SHORT PROBLEM 1> In the entries, substitute "aspect-segment" for every "aspect-line" in the part that opens with the line containing "degree-tick (426, 250, 436, 253)" and closes with the line containing "menu-animation[interactable]: Animation (268, 31, 329, 45)", leaving everything else unchanged. Return only those lines.

EXTRACT PROVIDED>
(begin)

# A-MAZE-N Pecan Smoked Honey Tilapia with Q-View



## teeznuts (Jan 29, 2012)

Ever since getting my recent shipment of pecan pellets from Todd at A-MAZE-N products, I've been trying them on everything I can think of. Tonight it was fish.

Started with 3lbs of boneless Tilapia filets. The next few steps are from a honey Tilapia recipe thats all over the internet.








Soaked em in a simple sugar, salt and water brine for 3.5 hours. Patted em dry and put them down on foil that had been rubbed with a coat of EVOO. Then I sprinkled salt and pepper over the top only. Next I drizzled honey over each piece and lightly brushed it on.







Now it was time to add my own twist. I was planning to smoke with pecan. I just happened to have a mixture of toasted and chopped pecans mixed with brown sugar left over from making FPNMF's praline bacon recipe http://www.smokingmeatforums.com/t/106794/todays-treat-praline-bacon-with-q-view  (which I'm now addicted to) so I sprinkled some of the mixture over each piece of fish.

(end)

MATERIAL TO PROCESS>
(begin)

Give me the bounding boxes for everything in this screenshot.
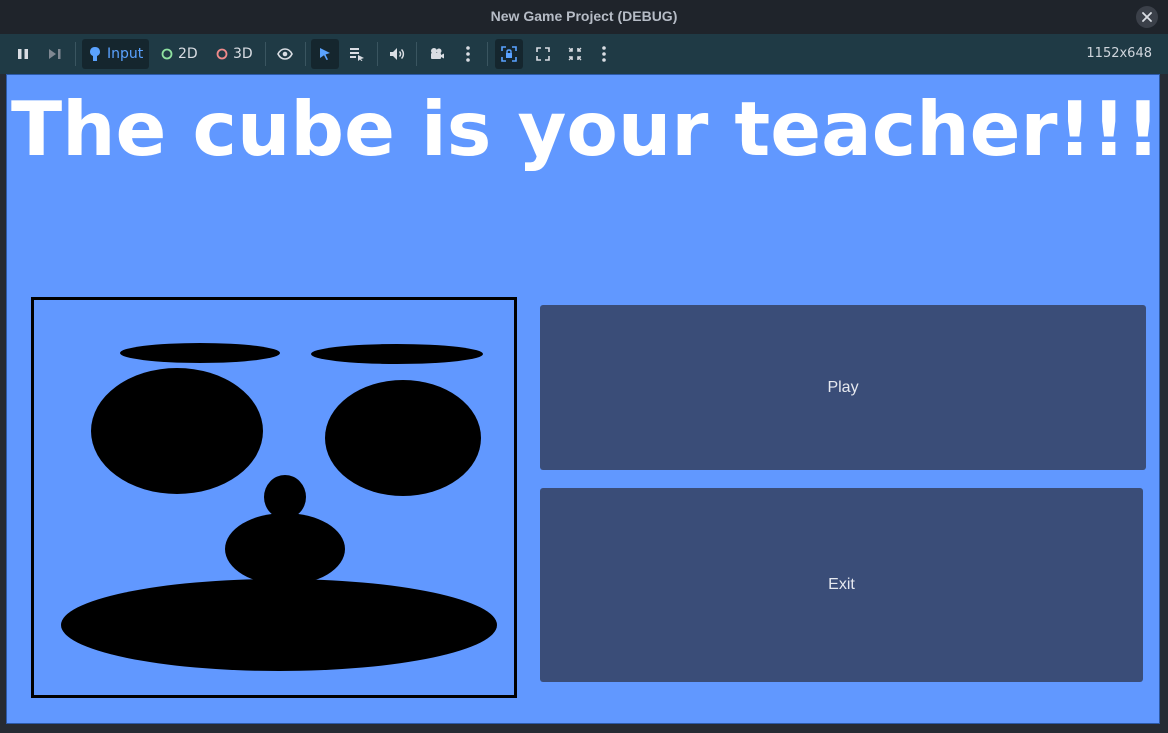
resolution-readout: 1152x648 [1086, 46, 1152, 61]
toolbar-separator [75, 42, 76, 66]
step-frame-button[interactable] [42, 39, 68, 69]
step-frame-icon [49, 49, 61, 59]
close-icon [1142, 12, 1152, 22]
kebab-menu-icon [466, 46, 470, 62]
node-list-button[interactable] [343, 39, 371, 69]
embed-options-button[interactable] [594, 39, 614, 69]
mode-2d-label: 2D [178, 46, 198, 62]
input-icon [90, 47, 100, 61]
kebab-menu-icon [602, 46, 606, 62]
window-title: New Game Project (DEBUG) [490, 8, 678, 24]
cube-face-image [31, 297, 517, 698]
headline-title: The cube is your teacher!!! [11, 85, 1160, 173]
camera-icon [431, 48, 444, 59]
play-button[interactable]: Play [540, 305, 1146, 470]
shrink-icon [568, 47, 582, 61]
pause-button[interactable] [10, 39, 36, 69]
mode-3d-label: 3D [233, 46, 253, 62]
exit-label: Exit [828, 576, 855, 593]
game-window: New Game Project (DEBUG) Input 2D 3D 115… [0, 0, 1168, 733]
camera-options-button[interactable] [458, 39, 478, 69]
play-label: Play [827, 379, 859, 396]
title-bar[interactable]: New Game Project (DEBUG) [0, 0, 1168, 34]
toolbar-separator [377, 42, 378, 66]
cursor-icon [320, 48, 330, 60]
toolbar-separator [487, 42, 488, 66]
toolbar-separator [265, 42, 266, 66]
embed-lock-button[interactable] [495, 39, 523, 69]
keep-aspect-button[interactable] [562, 39, 588, 69]
circle-3d-icon [216, 48, 228, 60]
lock-aspect-icon [501, 46, 517, 62]
input-label: Input [107, 46, 144, 62]
exit-button[interactable]: Exit [540, 488, 1143, 682]
debug-toolbar: Input 2D 3D [0, 34, 1168, 74]
mode-2d-button[interactable]: 2D [155, 39, 205, 69]
audio-button[interactable] [384, 39, 410, 69]
circle-2d-icon [161, 48, 173, 60]
expand-button[interactable] [530, 39, 556, 69]
cube-face-icon [61, 343, 497, 671]
toolbar-separator [416, 42, 417, 66]
select-button[interactable] [311, 39, 339, 69]
close-button[interactable] [1136, 6, 1158, 28]
visibility-button[interactable] [272, 39, 298, 69]
pause-icon [18, 49, 28, 59]
fullscreen-icon [536, 47, 550, 61]
mode-3d-button[interactable]: 3D [210, 39, 260, 69]
camera-button[interactable] [423, 39, 451, 69]
input-toggle-button[interactable]: Input [82, 39, 149, 69]
eye-icon [277, 48, 293, 60]
speaker-icon [390, 48, 405, 60]
toolbar-separator [305, 42, 306, 66]
game-viewport[interactable]: The cube is your teacher!!! Play Exit [6, 74, 1160, 724]
node-list-icon [350, 48, 364, 61]
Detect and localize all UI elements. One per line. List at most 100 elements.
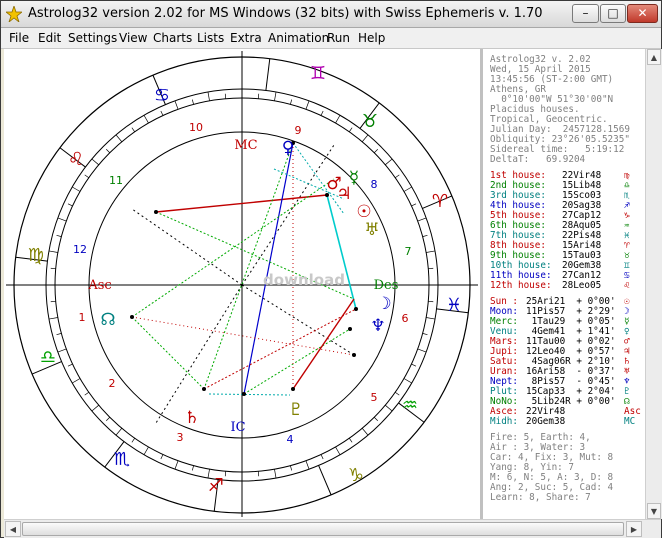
degree-tick (426, 250, 436, 253)
saturn-icon: ♄ (184, 408, 199, 428)
house-number: 4 (287, 433, 294, 446)
degree-tick (48, 250, 58, 253)
degree-tick (403, 378, 412, 384)
uranus-icon: ♅ (364, 220, 379, 240)
degree-tick (115, 428, 123, 436)
capricorn-icon: ♑ (348, 465, 364, 486)
degree-tick (174, 460, 179, 470)
menu-extra[interactable]: Extra (230, 31, 262, 45)
degree-tick (394, 174, 400, 179)
house-number: 1 (79, 311, 86, 324)
aspect-line (203, 142, 294, 390)
degree-tick (143, 446, 149, 455)
house-cusp-value: 28Leo05 (562, 280, 602, 291)
aspect-line (326, 194, 357, 310)
wheel-chart-area[interactable]: ♊ ♉ ♈ ♓ ♒ ♑ ♐ ♏ ♎ ♍ ♌ ♋ 1 2 3 4 5 6 7 8 … (4, 49, 480, 519)
menu-help[interactable]: Help (358, 31, 385, 45)
degree-tick (348, 437, 353, 443)
house-number: 5 (371, 391, 378, 404)
menu-animation[interactable]: Animation (268, 31, 329, 45)
degree-tick (274, 469, 277, 479)
degree-tick (417, 348, 427, 353)
degree-tick (305, 100, 310, 110)
planet-dots (130, 141, 358, 396)
vertical-scrollbar[interactable]: ▲ ▼ (645, 49, 662, 519)
window-title: Astrolog32 version 2.02 for MS Windows (… (28, 6, 543, 21)
natal-wheel[interactable]: ♊ ♉ ♈ ♓ ♒ ♑ ♐ ♏ ♎ ♍ ♌ ♋ 1 2 3 4 5 6 7 8 … (4, 49, 480, 519)
scroll-up-button[interactable]: ▲ (647, 49, 661, 65)
sun-icon: ☉ (356, 202, 371, 222)
degree-tick (174, 100, 179, 110)
menu-charts[interactable]: Charts (153, 31, 192, 45)
horizontal-scrollbar[interactable]: ◀ ▶ (4, 519, 661, 538)
sign-divider (265, 58, 271, 91)
aspect-line (131, 178, 335, 318)
degree-tick (191, 99, 194, 105)
house-number: 2 (109, 377, 116, 390)
degree-tick (305, 460, 310, 470)
pluto-icon: ♇ (288, 400, 303, 420)
horizontal-scroll-thumb[interactable] (22, 522, 624, 536)
scroll-right-button[interactable]: ▶ (626, 521, 642, 537)
degree-tick (411, 203, 417, 207)
menu-run[interactable]: Run (327, 31, 350, 45)
degree-tick (422, 234, 428, 237)
degree-tick (105, 416, 111, 422)
scroll-down-button[interactable]: ▼ (647, 503, 661, 519)
degree-tick (373, 416, 379, 422)
degree-tick (115, 134, 123, 142)
house-cusp-label: 12th house: (490, 280, 552, 291)
degree-tick (394, 391, 400, 396)
degree-tick (67, 203, 73, 207)
degree-tick (84, 174, 90, 179)
degree-tick (373, 148, 379, 154)
degree-tick (411, 363, 417, 367)
minimize-button[interactable]: – (572, 4, 599, 23)
degree-tick (67, 363, 73, 367)
chart-header-line: DeltaT: 69.9204 (490, 154, 586, 165)
app-window: Astrolog32 version 2.02 for MS Windows (… (0, 0, 662, 538)
leo-icon: ♌ (68, 149, 84, 170)
degree-tick (160, 454, 164, 460)
taurus-icon: ♉ (362, 111, 378, 132)
house-number: 10 (189, 121, 203, 134)
sagittarius-icon: ♐ (208, 475, 224, 496)
aspect-lines (131, 142, 357, 396)
menu-settings[interactable]: Settings (68, 31, 117, 45)
aquarius-icon: ♒ (402, 395, 418, 416)
gemini-icon: ♊ (310, 63, 326, 84)
scroll-left-button[interactable]: ◀ (5, 521, 21, 537)
close-button[interactable]: ✕ (627, 4, 658, 23)
menu-edit[interactable]: Edit (38, 31, 61, 45)
house-number: 8 (371, 178, 378, 191)
chart-info-panel: Astrolog32 v. 2.02 Wed, 15 April 2015 13:4… (484, 49, 645, 519)
degree-tick (417, 217, 427, 222)
degree-tick (290, 465, 293, 471)
astrolog-app-icon (6, 6, 22, 22)
degree-tick (57, 348, 67, 353)
maximize-button[interactable]: □ (600, 4, 626, 23)
degree-tick (57, 217, 67, 222)
degree-tick (91, 158, 99, 166)
cancer-icon: ♋ (154, 85, 170, 106)
degree-tick (72, 378, 81, 384)
degree-tick (290, 99, 293, 105)
menu-file[interactable]: File (9, 31, 29, 45)
libra-icon: ♎ (40, 347, 56, 368)
house-number: 3 (177, 431, 184, 444)
title-bar[interactable]: Astrolog32 version 2.02 for MS Windows (… (1, 1, 661, 28)
aspect-line (131, 316, 205, 390)
client-area: ♊ ♉ ♈ ♓ ♒ ♑ ♐ ♏ ♎ ♍ ♌ ♋ 1 2 3 4 5 6 7 8 … (4, 49, 662, 519)
house-number: 7 (405, 245, 412, 258)
aries-icon: ♈ (432, 191, 448, 212)
menu-lists[interactable]: Lists (197, 31, 224, 45)
degree-tick (191, 465, 194, 471)
panel-divider[interactable] (480, 49, 483, 519)
degree-tick (143, 115, 149, 124)
pisces-icon: ♓ (446, 295, 462, 316)
degree-tick (385, 404, 393, 412)
degree-tick (348, 127, 353, 133)
degree-tick (335, 446, 341, 455)
degree-tick (131, 437, 136, 443)
menu-view[interactable]: View (119, 31, 147, 45)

(end)

SHORT PROBLEM 2> Summarize the pecan-smoked honey tilapia post in two sentences.

EXERCISE RESULT 1>
degree-tick (426, 250, 436, 253)
saturn-icon: ♄ (184, 408, 199, 428)
house-number: 4 (287, 433, 294, 446)
degree-tick (48, 250, 58, 253)
degree-tick (403, 378, 412, 384)
uranus-icon: ♅ (364, 220, 379, 240)
degree-tick (115, 428, 123, 436)
capricorn-icon: ♑ (348, 465, 364, 486)
degree-tick (174, 460, 179, 470)
menu-extra[interactable]: Extra (230, 31, 262, 45)
degree-tick (394, 174, 400, 179)
house-number: 1 (79, 311, 86, 324)
aspect-segment (203, 142, 294, 390)
degree-tick (143, 446, 149, 455)
house-cusp-value: 28Leo05 (562, 280, 602, 291)
aspect-segment (326, 194, 357, 310)
wheel-chart-area[interactable]: ♊ ♉ ♈ ♓ ♒ ♑ ♐ ♏ ♎ ♍ ♌ ♋ 1 2 3 4 5 6 7 8 … (4, 49, 480, 519)
menu-help[interactable]: Help (358, 31, 385, 45)
degree-tick (348, 437, 353, 443)
house-number: 5 (371, 391, 378, 404)
menu-animation[interactable]: Animation (268, 31, 329, 45)

EXERCISE RESULT 2> After getting pecan pellets from Todd at A-MAZE-N products, the poster tried them on fish, starting with 3 lbs of boneless tilapia filets and following the early steps of a widely circulated honey tilapia recipe. The filets were brined in sugar, salt and water for 3.5 hours, patted dry, laid on foil coated with EVOO, topped with salt, pepper and brushed-on honey, and then sprinkled with a leftover mix of toasted chopped pecans and brown sugar from a praline bacon recipe before being smoked with pecan.